Instructions for the task:
Only lines with the word "title" are needed; collect each of them from the listing below.

Dataset extract:
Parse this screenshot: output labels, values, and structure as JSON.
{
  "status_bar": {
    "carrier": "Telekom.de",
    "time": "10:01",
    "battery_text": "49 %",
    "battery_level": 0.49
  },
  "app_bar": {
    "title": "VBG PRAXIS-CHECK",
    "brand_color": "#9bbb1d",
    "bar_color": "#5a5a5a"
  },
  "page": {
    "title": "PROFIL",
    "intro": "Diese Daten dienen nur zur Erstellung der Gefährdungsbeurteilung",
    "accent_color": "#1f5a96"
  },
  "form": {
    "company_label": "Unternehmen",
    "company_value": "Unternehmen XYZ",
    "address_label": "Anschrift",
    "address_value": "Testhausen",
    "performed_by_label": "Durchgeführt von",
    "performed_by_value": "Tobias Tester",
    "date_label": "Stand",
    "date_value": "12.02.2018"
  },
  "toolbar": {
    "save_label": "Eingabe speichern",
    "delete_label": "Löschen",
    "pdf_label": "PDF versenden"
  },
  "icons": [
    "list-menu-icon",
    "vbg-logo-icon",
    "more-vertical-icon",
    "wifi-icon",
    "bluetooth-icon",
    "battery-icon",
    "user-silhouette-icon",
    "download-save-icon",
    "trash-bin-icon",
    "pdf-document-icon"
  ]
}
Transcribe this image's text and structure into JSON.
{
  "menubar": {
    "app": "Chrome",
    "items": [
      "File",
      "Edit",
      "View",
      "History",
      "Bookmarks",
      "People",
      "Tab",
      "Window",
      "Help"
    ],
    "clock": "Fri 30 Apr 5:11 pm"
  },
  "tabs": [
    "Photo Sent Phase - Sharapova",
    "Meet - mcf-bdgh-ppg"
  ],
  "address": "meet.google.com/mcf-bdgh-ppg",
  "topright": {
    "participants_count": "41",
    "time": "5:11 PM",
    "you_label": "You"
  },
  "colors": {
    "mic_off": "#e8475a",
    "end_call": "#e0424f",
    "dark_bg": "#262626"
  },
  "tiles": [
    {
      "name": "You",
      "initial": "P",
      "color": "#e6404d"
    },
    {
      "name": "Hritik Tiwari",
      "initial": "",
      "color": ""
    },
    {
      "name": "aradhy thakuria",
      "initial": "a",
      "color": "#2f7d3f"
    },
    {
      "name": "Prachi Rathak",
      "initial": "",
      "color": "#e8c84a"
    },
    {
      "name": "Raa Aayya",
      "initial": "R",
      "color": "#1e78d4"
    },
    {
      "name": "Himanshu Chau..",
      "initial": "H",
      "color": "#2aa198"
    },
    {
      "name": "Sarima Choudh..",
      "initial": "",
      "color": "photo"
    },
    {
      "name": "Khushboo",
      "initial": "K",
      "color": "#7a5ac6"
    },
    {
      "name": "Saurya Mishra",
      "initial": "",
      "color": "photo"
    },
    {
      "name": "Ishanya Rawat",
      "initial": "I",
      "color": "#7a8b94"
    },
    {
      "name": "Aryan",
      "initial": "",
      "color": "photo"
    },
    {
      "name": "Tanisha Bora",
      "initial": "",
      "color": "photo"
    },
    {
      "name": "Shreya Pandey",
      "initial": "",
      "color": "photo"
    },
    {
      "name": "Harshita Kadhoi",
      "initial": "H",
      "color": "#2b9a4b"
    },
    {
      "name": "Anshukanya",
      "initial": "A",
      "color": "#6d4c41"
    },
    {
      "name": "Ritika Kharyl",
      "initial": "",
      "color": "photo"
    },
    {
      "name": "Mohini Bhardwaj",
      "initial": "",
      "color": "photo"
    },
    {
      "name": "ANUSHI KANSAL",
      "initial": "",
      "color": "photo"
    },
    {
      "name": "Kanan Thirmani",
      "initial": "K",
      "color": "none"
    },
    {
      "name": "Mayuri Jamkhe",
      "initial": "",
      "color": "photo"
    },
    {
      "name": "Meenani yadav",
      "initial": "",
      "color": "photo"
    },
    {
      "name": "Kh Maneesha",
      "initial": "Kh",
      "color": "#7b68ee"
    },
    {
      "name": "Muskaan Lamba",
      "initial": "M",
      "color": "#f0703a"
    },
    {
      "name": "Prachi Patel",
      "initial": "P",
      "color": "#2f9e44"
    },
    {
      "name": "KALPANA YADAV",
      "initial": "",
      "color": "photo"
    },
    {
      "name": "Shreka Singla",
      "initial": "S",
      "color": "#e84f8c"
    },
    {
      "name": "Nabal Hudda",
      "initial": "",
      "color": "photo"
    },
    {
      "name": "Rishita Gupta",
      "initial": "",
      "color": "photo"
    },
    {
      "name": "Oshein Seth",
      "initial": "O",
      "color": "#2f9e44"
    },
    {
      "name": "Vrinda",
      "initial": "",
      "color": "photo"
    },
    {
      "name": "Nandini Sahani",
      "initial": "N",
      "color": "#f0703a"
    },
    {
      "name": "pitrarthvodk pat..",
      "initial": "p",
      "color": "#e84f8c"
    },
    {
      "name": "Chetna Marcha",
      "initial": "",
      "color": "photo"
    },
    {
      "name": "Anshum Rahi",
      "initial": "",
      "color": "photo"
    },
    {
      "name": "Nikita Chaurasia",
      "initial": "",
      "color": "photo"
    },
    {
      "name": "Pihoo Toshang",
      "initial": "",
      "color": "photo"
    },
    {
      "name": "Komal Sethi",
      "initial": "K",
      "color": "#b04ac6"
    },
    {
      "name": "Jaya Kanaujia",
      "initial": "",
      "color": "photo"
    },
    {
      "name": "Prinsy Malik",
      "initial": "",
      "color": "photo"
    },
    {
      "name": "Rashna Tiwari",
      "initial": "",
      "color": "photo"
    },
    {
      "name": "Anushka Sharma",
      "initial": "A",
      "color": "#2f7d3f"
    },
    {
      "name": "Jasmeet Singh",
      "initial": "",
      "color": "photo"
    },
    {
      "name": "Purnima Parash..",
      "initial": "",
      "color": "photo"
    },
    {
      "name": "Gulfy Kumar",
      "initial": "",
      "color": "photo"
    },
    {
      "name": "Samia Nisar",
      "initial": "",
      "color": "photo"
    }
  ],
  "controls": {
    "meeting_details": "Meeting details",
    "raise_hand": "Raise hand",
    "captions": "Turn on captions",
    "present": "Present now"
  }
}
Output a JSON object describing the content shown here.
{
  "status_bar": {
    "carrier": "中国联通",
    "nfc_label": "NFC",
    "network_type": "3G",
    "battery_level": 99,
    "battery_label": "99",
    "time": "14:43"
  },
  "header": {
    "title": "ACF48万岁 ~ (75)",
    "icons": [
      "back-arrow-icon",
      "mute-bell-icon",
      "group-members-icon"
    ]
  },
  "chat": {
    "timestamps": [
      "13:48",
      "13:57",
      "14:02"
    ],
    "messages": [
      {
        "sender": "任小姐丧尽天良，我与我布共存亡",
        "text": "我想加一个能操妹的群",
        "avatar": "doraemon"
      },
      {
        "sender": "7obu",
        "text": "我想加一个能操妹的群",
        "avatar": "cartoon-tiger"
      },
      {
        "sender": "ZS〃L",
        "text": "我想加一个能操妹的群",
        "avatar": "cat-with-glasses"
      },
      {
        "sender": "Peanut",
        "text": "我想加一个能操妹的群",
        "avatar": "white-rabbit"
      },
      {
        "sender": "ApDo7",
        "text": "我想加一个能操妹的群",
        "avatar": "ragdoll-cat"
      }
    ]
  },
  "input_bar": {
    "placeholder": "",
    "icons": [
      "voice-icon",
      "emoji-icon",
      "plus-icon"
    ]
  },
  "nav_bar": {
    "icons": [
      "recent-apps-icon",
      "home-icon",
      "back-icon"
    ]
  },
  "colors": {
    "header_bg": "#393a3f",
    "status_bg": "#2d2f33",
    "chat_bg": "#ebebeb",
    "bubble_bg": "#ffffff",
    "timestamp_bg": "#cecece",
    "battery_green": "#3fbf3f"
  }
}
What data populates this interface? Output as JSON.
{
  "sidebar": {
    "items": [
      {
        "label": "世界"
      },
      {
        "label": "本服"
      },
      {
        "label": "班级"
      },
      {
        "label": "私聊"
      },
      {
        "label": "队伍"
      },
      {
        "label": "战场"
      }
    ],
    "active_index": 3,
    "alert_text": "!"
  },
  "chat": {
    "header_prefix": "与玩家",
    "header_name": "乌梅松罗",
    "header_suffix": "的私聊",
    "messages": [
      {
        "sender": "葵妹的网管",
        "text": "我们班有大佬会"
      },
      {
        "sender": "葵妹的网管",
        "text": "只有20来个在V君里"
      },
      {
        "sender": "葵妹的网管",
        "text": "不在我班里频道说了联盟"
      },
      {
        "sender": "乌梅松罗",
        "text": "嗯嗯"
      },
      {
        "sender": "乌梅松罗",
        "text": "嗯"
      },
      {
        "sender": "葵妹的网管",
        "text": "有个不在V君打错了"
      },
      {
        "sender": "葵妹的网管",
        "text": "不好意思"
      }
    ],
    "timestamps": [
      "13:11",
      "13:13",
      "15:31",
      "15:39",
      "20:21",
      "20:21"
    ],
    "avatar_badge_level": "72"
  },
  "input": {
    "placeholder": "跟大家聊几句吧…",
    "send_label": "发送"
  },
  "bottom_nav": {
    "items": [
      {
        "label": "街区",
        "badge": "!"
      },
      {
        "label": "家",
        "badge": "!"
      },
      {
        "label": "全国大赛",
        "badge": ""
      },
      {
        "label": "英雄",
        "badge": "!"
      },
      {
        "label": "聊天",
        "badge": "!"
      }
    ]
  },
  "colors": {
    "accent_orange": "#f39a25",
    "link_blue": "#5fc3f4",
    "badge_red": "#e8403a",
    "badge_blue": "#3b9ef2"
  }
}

The result:
    "title": "VBG PRAXIS-CHECK",
    "title": "PROFIL",
    "title": "ACF48万岁 ~ (75)",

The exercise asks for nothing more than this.